* START RECORDS PROVIDED *
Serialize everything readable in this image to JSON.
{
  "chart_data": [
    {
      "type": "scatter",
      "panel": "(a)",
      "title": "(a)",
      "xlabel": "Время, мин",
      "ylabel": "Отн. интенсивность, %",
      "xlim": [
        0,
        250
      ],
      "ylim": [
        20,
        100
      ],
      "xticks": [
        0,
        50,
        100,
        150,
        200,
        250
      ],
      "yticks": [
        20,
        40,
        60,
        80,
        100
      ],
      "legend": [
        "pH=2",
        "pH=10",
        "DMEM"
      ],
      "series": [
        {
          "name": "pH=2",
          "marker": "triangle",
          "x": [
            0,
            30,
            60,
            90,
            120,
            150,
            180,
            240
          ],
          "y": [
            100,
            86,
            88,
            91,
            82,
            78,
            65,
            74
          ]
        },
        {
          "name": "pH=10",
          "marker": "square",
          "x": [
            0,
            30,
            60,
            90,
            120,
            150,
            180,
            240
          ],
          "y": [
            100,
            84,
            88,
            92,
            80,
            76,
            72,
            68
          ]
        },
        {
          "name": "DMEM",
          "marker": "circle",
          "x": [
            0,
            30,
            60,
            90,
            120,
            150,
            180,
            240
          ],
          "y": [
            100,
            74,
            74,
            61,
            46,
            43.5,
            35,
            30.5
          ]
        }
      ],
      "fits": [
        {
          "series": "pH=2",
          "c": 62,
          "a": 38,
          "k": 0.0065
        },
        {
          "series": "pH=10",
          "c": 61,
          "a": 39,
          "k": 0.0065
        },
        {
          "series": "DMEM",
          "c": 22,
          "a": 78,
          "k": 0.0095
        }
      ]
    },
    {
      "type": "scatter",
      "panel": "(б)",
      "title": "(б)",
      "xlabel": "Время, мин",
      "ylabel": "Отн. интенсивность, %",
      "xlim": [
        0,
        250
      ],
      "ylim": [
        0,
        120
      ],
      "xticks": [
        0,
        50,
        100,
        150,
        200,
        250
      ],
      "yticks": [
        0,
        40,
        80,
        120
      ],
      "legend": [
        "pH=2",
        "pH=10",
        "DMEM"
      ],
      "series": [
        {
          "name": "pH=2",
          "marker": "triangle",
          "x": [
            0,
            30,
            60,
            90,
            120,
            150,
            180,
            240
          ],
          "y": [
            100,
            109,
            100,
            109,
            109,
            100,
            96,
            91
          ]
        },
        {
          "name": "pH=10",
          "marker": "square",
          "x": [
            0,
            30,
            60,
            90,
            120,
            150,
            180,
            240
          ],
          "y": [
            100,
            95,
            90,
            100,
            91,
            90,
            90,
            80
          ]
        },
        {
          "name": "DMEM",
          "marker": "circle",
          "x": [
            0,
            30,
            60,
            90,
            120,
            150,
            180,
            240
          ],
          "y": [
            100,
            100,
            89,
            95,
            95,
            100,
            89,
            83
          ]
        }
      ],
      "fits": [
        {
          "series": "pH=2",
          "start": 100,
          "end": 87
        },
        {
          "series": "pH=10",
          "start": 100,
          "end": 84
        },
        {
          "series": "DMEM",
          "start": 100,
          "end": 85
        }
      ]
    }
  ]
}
* END RECORDS PROVIDED *
Output the lines above verbatim and in full.

*THE OUTPUT*.
Serialize everything readable in this image to JSON.
{
  "chart_data": [
    {
      "type": "scatter",
      "panel": "(a)",
      "title": "(a)",
      "xlabel": "Время, мин",
      "ylabel": "Отн. интенсивность, %",
      "xlim": [
        0,
        250
      ],
      "ylim": [
        20,
        100
      ],
      "xticks": [
        0,
        50,
        100,
        150,
        200,
        250
      ],
      "yticks": [
        20,
        40,
        60,
        80,
        100
      ],
      "legend": [
        "pH=2",
        "pH=10",
        "DMEM"
      ],
      "series": [
        {
          "name": "pH=2",
          "marker": "triangle",
          "x": [
            0,
            30,
            60,
            90,
            120,
            150,
            180,
            240
          ],
          "y": [
            100,
            86,
            88,
            91,
            82,
            78,
            65,
            74
          ]
        },
        {
          "name": "pH=10",
          "marker": "square",
          "x": [
            0,
            30,
            60,
            90,
            120,
            150,
            180,
            240
          ],
          "y": [
            100,
            84,
            88,
            92,
            80,
            76,
            72,
            68
          ]
        },
        {
          "name": "DMEM",
          "marker": "circle",
          "x": [
            0,
            30,
            60,
            90,
            120,
            150,
            180,
            240
          ],
          "y": [
            100,
            74,
            74,
            61,
            46,
            43.5,
            35,
            30.5
          ]
        }
      ],
      "fits": [
        {
          "series": "pH=2",
          "c": 62,
          "a": 38,
          "k": 0.0065
        },
        {
          "series": "pH=10",
          "c": 61,
          "a": 39,
          "k": 0.0065
        },
        {
          "series": "DMEM",
          "c": 22,
          "a": 78,
          "k": 0.0095
        }
      ]
    },
    {
      "type": "scatter",
      "panel": "(б)",
      "title": "(б)",
      "xlabel": "Время, мин",
      "ylabel": "Отн. интенсивность, %",
      "xlim": [
        0,
        250
      ],
      "ylim": [
        0,
        120
      ],
      "xticks": [
        0,
        50,
        100,
        150,
        200,
        250
      ],
      "yticks": [
        0,
        40,
        80,
        120
      ],
      "legend": [
        "pH=2",
        "pH=10",
        "DMEM"
      ],
      "series": [
        {
          "name": "pH=2",
          "marker": "triangle",
          "x": [
            0,
            30,
            60,
            90,
            120,
            150,
            180,
            240
          ],
          "y": [
            100,
            109,
            100,
            109,
            109,
            100,
            96,
            91
          ]
        },
        {
          "name": "pH=10",
          "marker": "square",
          "x": [
            0,
            30,
            60,
            90,
            120,
            150,
            180,
            240
          ],
          "y": [
            100,
            95,
            90,
            100,
            91,
            90,
            90,
            80
          ]
        },
        {
          "name": "DMEM",
          "marker": "circle",
          "x": [
            0,
            30,
            60,
            90,
            120,
            150,
            180,
            240
          ],
          "y": [
            100,
            100,
            89,
            95,
            95,
            100,
            89,
            83
          ]
        }
      ],
      "fits": [
        {
          "series": "pH=2",
          "start": 100,
          "end": 87
        },
        {
          "series": "pH=10",
          "start": 100,
          "end": 84
        },
        {
          "series": "DMEM",
          "start": 100,
          "end": 85
        }
      ]
    }
  ]
}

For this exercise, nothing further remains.